*** Stored records

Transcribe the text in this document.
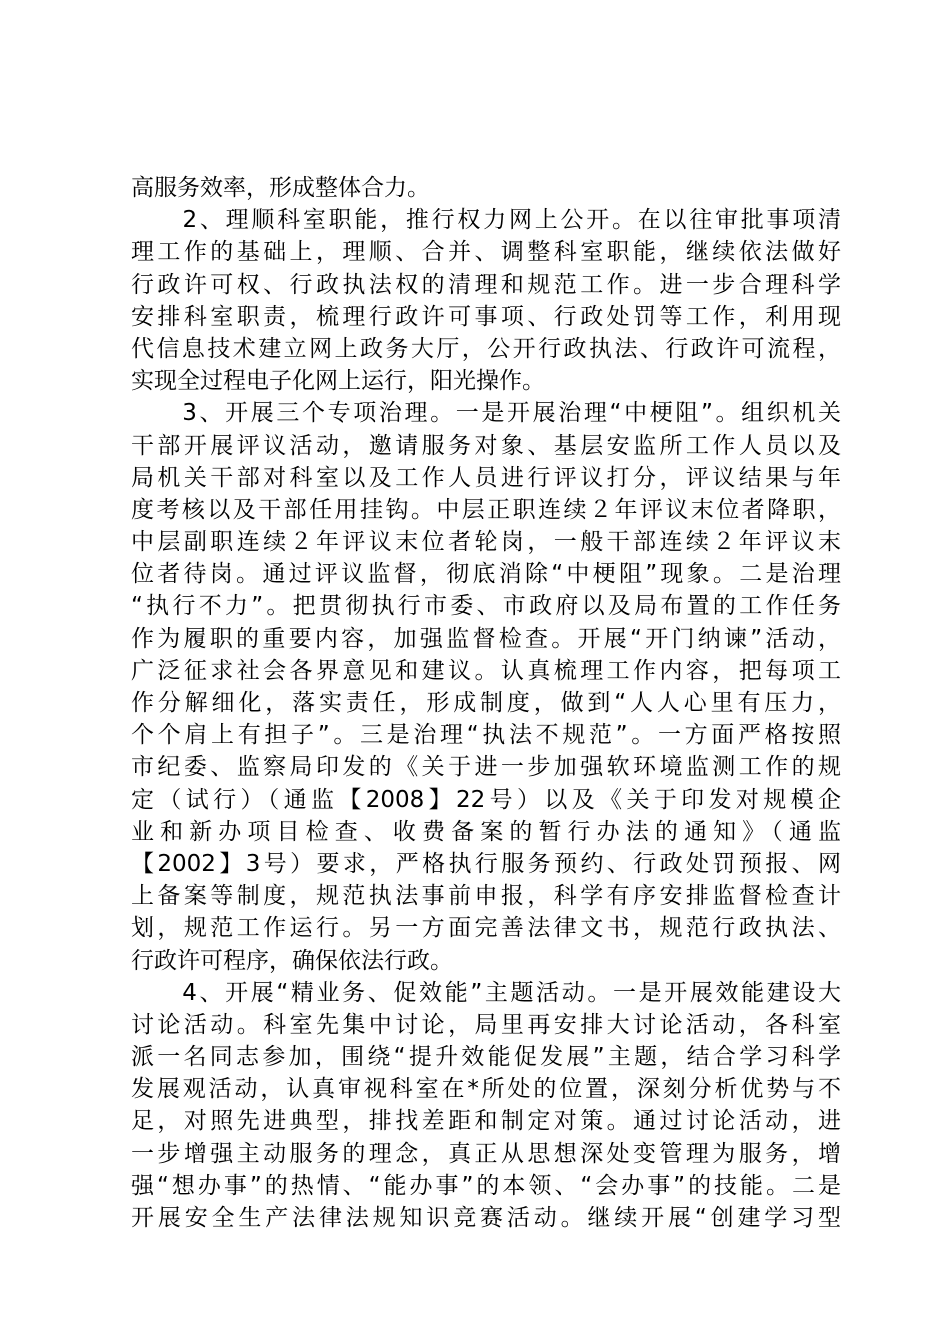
高服务效率，形成整体合力。
　　2、理顺科室职能，推行权力网上公开。在以往审批事项清
理工作的基础上，理顺、合并、调整科室职能，继续依法做好
行政许可权、行政执法权的清理和规范工作。进一步合理科学
安排科室职责，梳理行政许可事项、行政处罚等工作，利用现
代信息技术建立网上政务大厅，公开行政执法、行政许可流程，
实现全过程电子化网上运行，阳光操作。
　　3、开展三个专项治理。一是开展治理“中梗阻”。组织机关
干部开展评议活动，邀请服务对象、基层安监所工作人员以及
局机关干部对科室以及工作人员进行评议打分，评议结果与年
度考核以及干部任用挂钩。中层正职连续２年评议末位者降职，
中层副职连续２年评议末位者轮岗，一般干部连续２年评议末
位者待岗。通过评议监督，彻底消除“中梗阻”现象。二是治理
“执行不力”。把贯彻执行市委、市政府以及局布置的工作任务
作为履职的重要内容，加强监督检查。开展“开门纳谏”活动，
广泛征求社会各界意见和建议。认真梳理工作内容，把每项工
作分解细化，落实责任，形成制度，做到“人人心里有压力，
个个肩上有担子”。三是治理“执法不规范”。一方面严格按照
市纪委、监察局印发的《关于进一步加强软环境监测工作的规
定（试行）（通监【2008】22号）以及《关于印发对规模企
业和新办项目检查、收费备案的暂行办法的通知》（通监
【2002】3号）要求，严格执行服务预约、行政处罚预报、网
上备案等制度，规范执法事前申报，科学有序安排监督检查计
划，规范工作运行。另一方面完善法律文书，规范行政执法、
行政许可程序，确保依法行政。
　　4、开展“精业务、促效能”主题活动。一是开展效能建设大
讨论活动。科室先集中讨论，局里再安排大讨论活动，各科室
派一名同志参加，围绕“提升效能促发展”主题，结合学习科学
发展观活动，认真审视科室在*所处的位置，深刻分析优势与不
足，对照先进典型，排找差距和制定对策。通过讨论活动，进
一步增强主动服务的理念，真正从思想深处变管理为服务，增
强“想办事”的热情、“能办事”的本领、“会办事”的技能。二是
开展安全生产法律法规知识竞赛活动。继续开展“创建学习型
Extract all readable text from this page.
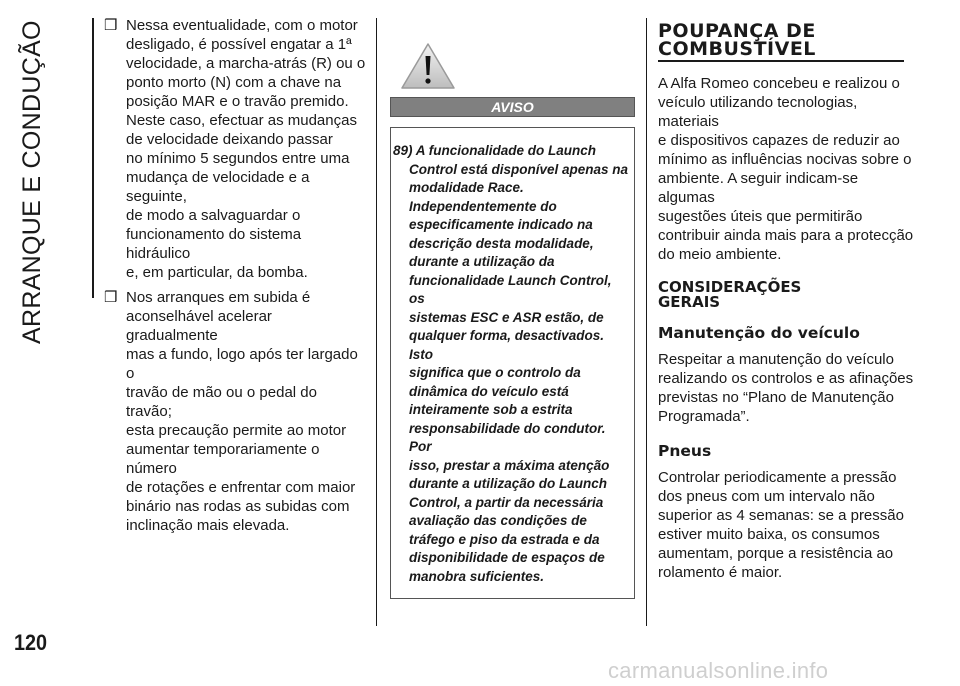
ARRANQUE E CONDUÇÃO
120
❒ Nessa eventualidade, com o motor
desligado, é possível engatar a 1ª
velocidade, a marcha-atrás (R) ou o
ponto morto (N) com a chave na
posição MAR e o travão premido.
Neste caso, efectuar as mudanças
de velocidade deixando passar
no mínimo 5 segundos entre uma
mudança de velocidade e a seguinte,
de modo a salvaguardar o
funcionamento do sistema hidráulico
e, em particular, da bomba.
❒ Nos arranques em subida é
aconselhável acelerar gradualmente
mas a fundo, logo após ter largado o
travão de mão ou o pedal do travão;
esta precaução permite ao motor
aumentar temporariamente o número
de rotações e enfrentar com maior
binário nas rodas as subidas com
inclinação mais elevada.
AVISO
89) A funcionalidade do Launch
Control está disponível apenas na
modalidade Race.
Independentemente do
especificamente indicado na
descrição desta modalidade,
durante a utilização da
funcionalidade Launch Control, os
sistemas ESC e ASR estão, de
qualquer forma, desactivados. Isto
significa que o controlo da
dinâmica do veículo está
inteiramente sob a estrita
responsabilidade do condutor. Por
isso, prestar a máxima atenção
durante a utilização do Launch
Control, a partir da necessária
avaliação das condições de
tráfego e piso da estrada e da
disponibilidade de espaços de
manobra suficientes.
POUPANÇA DE
COMBUSTÍVEL
A Alfa Romeo concebeu e realizou o
veículo utilizando tecnologias, materiais
e dispositivos capazes de reduzir ao
mínimo as influências nocivas sobre o
ambiente. A seguir indicam-se algumas
sugestões úteis que permitirão
contribuir ainda mais para a protecção
do meio ambiente.
CONSIDERAÇÕES
GERAIS
Manutenção do veículo
Respeitar a manutenção do veículo
realizando os controlos e as afinações
previstas no “Plano de Manutenção
Programada”.
Pneus
Controlar periodicamente a pressão
dos pneus com um intervalo não
superior as 4 semanas: se a pressão
estiver muito baixa, os consumos
aumentam, porque a resistência ao
rolamento é maior.
carmanualsonline.info
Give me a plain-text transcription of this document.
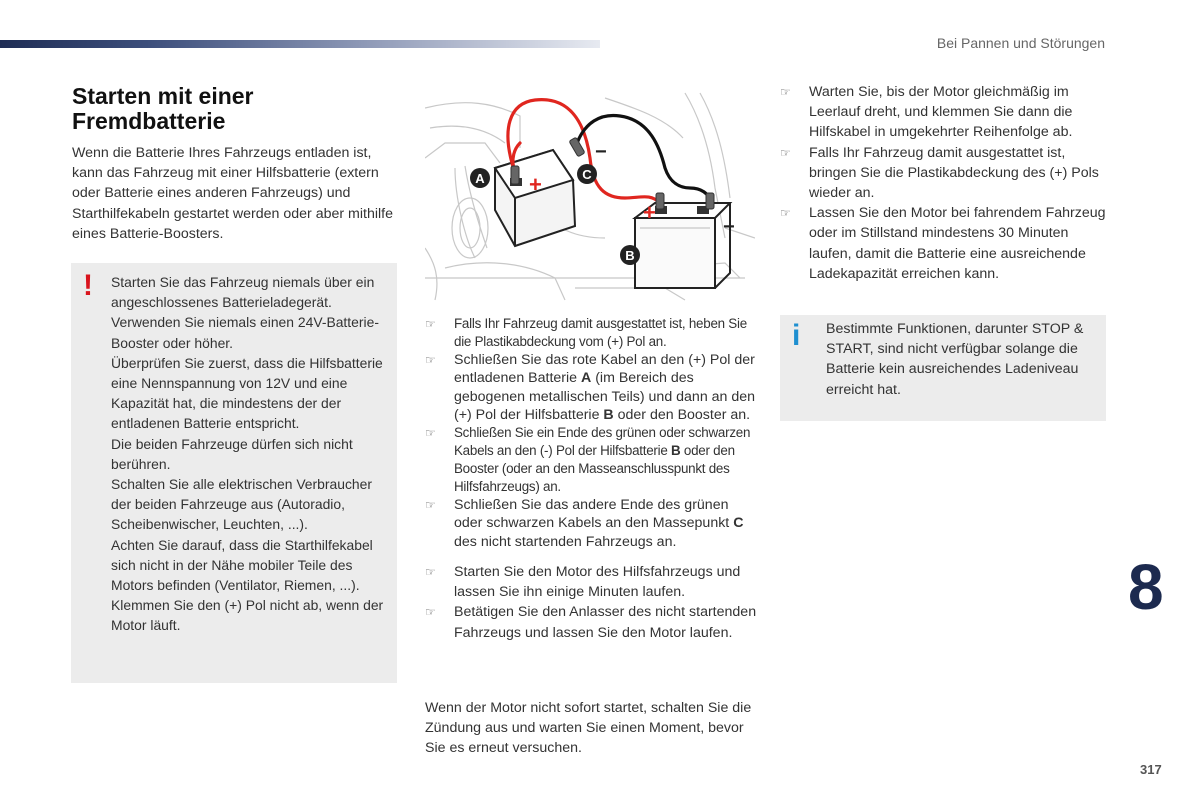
Bei Pannen und Störungen
Starten mit einer Fremdbatterie

Wenn die Batterie Ihres Fahrzeugs entladen ist, kann das Fahrzeug mit einer Hilfsbatterie (extern oder Batterie eines anderen Fahrzeugs) und Starthilfekabeln gestartet werden oder aber mithilfe eines Batterie-Boosters.

! Starten Sie das Fahrzeug niemals über ein angeschlossenes Batterieladegerät.
Verwenden Sie niemals einen 24V-Batterie-Booster oder höher.
Überprüfen Sie zuerst, dass die Hilfsbatterie eine Nennspannung von 12V und eine Kapazität hat, die mindestens der der entladenen Batterie entspricht.
Die beiden Fahrzeuge dürfen sich nicht berühren.
Schalten Sie alle elektrischen Verbraucher der beiden Fahrzeuge aus (Autoradio, Scheibenwischer, Leuchten, ...).
Achten Sie darauf, dass die Starthilfekabel sich nicht in der Nähe mobiler Teile des Motors befinden (Ventilator, Riemen, ...).
Klemmen Sie den (+) Pol nicht ab, wenn der Motor läuft.

+
+
−
−
A
B
C
☞ Falls Ihr Fahrzeug damit ausgestattet ist, heben Sie die Plastikabdeckung vom (+) Pol an.
☞ Schließen Sie das rote Kabel an den (+) Pol der entladenen Batterie A (im Bereich des gebogenen metallischen Teils) und dann an den (+) Pol der Hilfsbatterie B oder den Booster an.
☞ Schließen Sie ein Ende des grünen oder schwarzen Kabels an den (-) Pol der Hilfsbatterie B oder den Booster (oder an den Masseanschlusspunkt des Hilfsfahrzeugs) an.
☞ Schließen Sie das andere Ende des grünen oder schwarzen Kabels an den Massepunkt C des nicht startenden Fahrzeugs an.
☞ Starten Sie den Motor des Hilfsfahrzeugs und lassen Sie ihn einige Minuten laufen.
☞ Betätigen Sie den Anlasser des nicht startenden Fahrzeugs und lassen Sie den Motor laufen.

Wenn der Motor nicht sofort startet, schalten Sie die Zündung aus und warten Sie einen Moment, bevor Sie es erneut versuchen.

☞ Warten Sie, bis der Motor gleichmäßig im Leerlauf dreht, und klemmen Sie dann die Hilfskabel in umgekehrter Reihenfolge ab.
☞ Falls Ihr Fahrzeug damit ausgestattet ist, bringen Sie die Plastikabdeckung des (+) Pols wieder an.
☞ Lassen Sie den Motor bei fahrendem Fahrzeug oder im Stillstand mindestens 30 Minuten laufen, damit die Batterie eine ausreichende Ladekapazität erreichen kann.
i Bestimmte Funktionen, darunter STOP & START, sind nicht verfügbar solange die Batterie kein ausreichendes Ladeniveau erreicht hat.

8
317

******

▶ Objective
Reproduce each line of the material containing the word "document".

▶ Answer for this exercise
Transcribe the text in this document.
Give me a plain-text transcription of this document.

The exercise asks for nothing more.